Report how many lines in the records hold the string "intercept"; give the number and nothing else.

---------- DATA PROVIDED

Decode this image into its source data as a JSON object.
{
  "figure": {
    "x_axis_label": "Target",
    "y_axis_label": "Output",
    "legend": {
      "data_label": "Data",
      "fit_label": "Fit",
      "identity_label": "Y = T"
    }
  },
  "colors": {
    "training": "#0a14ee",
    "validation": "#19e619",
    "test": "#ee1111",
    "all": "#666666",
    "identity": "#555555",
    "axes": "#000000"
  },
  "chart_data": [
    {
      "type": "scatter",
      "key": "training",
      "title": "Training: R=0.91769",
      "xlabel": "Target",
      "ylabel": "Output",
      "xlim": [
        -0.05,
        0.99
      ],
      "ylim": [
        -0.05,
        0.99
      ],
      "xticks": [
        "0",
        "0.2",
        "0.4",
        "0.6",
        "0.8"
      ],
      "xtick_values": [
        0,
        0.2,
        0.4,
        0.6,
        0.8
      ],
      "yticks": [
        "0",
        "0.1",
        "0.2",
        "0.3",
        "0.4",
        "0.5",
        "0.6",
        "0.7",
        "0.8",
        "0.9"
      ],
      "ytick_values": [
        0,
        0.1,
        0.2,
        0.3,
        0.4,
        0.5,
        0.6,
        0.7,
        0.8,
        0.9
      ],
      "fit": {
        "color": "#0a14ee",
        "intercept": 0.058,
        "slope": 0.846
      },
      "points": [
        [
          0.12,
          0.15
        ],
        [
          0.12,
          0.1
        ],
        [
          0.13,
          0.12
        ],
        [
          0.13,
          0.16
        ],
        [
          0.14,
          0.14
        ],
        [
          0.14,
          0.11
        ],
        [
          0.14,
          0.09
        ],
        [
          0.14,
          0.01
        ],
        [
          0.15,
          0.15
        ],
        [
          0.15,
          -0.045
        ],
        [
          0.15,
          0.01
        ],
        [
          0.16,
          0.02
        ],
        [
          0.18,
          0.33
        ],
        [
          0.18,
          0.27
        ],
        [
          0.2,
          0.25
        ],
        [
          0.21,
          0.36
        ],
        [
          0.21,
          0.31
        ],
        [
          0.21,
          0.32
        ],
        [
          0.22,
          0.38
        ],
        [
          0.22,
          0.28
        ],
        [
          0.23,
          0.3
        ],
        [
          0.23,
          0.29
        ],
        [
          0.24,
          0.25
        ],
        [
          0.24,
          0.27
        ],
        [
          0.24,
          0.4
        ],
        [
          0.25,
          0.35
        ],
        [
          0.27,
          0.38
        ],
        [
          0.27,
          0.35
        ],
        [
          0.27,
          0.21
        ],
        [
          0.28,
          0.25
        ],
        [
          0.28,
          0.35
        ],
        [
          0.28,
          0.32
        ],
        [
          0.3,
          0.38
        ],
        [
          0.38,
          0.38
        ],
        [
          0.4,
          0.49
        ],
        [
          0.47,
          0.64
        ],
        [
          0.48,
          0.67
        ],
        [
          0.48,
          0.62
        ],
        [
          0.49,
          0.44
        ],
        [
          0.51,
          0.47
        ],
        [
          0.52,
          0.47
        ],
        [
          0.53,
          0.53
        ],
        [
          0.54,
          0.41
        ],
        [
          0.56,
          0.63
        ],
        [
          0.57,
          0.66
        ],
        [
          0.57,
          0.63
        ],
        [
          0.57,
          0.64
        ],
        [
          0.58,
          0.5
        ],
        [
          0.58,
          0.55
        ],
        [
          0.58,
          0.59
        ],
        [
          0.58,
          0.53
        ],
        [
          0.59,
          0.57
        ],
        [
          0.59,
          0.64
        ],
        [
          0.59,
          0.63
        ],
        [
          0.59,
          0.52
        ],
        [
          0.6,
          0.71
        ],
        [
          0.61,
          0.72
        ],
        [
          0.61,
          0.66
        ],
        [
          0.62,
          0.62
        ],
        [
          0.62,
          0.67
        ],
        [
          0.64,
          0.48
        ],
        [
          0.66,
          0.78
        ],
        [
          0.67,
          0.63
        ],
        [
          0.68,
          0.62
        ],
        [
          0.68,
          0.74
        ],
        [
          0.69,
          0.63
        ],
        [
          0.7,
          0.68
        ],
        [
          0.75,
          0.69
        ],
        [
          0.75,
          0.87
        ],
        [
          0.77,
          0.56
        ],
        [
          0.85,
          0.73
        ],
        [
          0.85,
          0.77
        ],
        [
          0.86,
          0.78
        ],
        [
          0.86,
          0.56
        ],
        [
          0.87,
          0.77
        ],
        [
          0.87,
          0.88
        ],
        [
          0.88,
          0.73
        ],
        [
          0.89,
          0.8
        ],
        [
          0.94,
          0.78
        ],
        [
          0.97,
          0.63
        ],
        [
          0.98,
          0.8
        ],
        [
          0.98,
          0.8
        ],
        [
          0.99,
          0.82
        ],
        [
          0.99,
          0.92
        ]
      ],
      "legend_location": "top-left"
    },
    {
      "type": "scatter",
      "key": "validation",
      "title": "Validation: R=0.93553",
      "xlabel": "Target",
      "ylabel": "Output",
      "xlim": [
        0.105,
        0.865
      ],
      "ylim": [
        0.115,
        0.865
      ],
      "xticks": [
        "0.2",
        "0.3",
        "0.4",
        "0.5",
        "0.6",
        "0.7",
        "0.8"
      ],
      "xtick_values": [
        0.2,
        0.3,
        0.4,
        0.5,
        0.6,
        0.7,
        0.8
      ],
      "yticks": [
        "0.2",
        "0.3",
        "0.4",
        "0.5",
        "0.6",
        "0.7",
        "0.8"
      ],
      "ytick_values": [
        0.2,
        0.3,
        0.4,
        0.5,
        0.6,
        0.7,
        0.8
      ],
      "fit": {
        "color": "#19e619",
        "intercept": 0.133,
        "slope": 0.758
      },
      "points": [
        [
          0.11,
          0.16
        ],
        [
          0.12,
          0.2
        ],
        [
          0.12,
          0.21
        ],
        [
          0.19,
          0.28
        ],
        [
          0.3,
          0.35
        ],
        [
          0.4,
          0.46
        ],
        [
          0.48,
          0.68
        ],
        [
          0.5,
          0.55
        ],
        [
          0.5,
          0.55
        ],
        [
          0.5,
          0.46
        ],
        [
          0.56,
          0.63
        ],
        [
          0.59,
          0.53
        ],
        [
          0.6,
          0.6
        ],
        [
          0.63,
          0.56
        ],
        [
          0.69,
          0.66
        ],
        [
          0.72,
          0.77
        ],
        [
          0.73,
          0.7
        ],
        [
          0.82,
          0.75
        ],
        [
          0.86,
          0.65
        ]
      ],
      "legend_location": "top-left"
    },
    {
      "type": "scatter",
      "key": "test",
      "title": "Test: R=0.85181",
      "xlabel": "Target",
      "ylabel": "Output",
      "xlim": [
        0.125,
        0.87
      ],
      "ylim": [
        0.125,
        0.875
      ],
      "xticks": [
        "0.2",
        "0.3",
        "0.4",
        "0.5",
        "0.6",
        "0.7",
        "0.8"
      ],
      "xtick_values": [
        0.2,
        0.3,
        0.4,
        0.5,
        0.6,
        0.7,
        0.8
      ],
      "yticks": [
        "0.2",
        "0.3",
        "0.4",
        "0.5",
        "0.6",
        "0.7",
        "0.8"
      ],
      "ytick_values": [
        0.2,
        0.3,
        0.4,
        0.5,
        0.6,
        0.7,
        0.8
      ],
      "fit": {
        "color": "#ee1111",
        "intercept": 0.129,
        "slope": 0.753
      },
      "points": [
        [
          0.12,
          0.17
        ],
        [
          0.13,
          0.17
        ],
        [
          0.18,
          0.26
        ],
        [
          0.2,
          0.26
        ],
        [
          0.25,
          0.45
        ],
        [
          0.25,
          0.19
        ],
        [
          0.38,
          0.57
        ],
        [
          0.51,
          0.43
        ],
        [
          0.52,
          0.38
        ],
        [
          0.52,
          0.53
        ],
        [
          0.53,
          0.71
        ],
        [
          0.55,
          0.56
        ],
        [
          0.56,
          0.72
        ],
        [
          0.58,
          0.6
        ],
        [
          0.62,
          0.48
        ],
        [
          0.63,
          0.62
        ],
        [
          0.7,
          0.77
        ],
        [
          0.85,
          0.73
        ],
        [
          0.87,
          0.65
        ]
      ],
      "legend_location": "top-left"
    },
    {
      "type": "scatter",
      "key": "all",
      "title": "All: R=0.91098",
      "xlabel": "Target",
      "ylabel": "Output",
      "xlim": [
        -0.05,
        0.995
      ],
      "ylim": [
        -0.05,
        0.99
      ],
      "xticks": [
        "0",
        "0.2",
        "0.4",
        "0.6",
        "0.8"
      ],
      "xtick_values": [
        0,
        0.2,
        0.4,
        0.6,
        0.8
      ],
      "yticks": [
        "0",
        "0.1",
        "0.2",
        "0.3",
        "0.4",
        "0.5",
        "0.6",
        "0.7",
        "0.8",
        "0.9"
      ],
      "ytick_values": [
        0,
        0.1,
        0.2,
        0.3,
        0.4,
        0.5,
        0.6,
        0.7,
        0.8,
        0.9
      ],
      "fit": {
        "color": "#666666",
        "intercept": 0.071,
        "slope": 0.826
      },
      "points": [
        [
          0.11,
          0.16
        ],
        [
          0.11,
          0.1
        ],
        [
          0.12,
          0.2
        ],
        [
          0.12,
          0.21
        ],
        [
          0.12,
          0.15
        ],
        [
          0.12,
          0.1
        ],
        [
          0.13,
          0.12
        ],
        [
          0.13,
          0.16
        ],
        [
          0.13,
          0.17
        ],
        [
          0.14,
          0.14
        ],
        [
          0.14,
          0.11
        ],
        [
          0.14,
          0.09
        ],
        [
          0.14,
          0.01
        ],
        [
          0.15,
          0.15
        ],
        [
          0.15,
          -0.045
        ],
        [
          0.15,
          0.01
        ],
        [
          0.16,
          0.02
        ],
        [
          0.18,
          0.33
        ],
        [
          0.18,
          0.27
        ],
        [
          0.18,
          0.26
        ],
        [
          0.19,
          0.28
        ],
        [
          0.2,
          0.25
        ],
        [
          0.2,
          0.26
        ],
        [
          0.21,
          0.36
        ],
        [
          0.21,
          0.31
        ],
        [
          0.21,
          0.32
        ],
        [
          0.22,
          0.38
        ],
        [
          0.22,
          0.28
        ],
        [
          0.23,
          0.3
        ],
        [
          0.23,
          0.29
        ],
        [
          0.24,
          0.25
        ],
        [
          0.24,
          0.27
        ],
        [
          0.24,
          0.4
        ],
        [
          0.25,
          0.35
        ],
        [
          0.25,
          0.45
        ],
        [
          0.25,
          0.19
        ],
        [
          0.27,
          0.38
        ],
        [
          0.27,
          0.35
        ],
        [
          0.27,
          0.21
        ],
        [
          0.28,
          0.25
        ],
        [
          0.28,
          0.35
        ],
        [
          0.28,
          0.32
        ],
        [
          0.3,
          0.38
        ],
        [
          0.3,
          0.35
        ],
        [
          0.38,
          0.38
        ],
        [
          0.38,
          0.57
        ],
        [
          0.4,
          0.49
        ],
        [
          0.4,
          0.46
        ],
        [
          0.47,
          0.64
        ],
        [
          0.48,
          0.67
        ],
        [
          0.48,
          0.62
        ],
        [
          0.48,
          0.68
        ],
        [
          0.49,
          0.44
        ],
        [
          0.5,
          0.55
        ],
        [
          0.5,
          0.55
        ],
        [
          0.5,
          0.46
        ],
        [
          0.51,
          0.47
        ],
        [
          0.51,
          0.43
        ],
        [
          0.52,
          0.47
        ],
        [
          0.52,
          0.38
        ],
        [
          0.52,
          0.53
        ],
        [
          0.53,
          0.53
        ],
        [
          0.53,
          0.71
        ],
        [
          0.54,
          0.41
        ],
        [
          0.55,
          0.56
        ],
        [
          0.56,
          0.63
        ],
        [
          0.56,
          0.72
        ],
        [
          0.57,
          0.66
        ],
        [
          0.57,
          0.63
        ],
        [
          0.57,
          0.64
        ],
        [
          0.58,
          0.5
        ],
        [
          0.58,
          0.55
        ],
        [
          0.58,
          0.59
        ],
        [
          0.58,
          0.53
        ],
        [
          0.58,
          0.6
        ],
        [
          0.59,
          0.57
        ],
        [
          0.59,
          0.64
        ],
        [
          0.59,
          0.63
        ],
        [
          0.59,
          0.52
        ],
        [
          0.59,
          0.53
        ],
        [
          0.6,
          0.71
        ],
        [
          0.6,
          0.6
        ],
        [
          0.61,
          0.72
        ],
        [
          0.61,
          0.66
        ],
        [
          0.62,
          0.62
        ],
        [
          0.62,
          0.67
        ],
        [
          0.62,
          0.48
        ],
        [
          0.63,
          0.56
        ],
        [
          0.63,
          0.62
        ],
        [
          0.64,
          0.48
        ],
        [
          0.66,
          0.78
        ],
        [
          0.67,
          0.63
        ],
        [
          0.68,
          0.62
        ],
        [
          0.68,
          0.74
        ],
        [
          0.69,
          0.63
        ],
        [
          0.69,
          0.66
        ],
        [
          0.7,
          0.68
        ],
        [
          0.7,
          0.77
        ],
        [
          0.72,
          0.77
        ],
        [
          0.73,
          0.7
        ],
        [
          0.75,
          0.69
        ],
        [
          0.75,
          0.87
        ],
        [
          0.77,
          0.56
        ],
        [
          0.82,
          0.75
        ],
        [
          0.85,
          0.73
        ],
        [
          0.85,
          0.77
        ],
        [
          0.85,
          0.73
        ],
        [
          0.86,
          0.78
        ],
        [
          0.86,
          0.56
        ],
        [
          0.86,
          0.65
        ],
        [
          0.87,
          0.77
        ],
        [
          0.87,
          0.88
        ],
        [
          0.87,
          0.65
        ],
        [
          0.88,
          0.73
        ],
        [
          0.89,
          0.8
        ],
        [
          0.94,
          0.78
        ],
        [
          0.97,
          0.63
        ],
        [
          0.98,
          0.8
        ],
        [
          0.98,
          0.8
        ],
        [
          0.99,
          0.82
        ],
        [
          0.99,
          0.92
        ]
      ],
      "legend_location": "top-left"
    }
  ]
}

--------------------

▶ _ANSWER FOR THE TASK_
4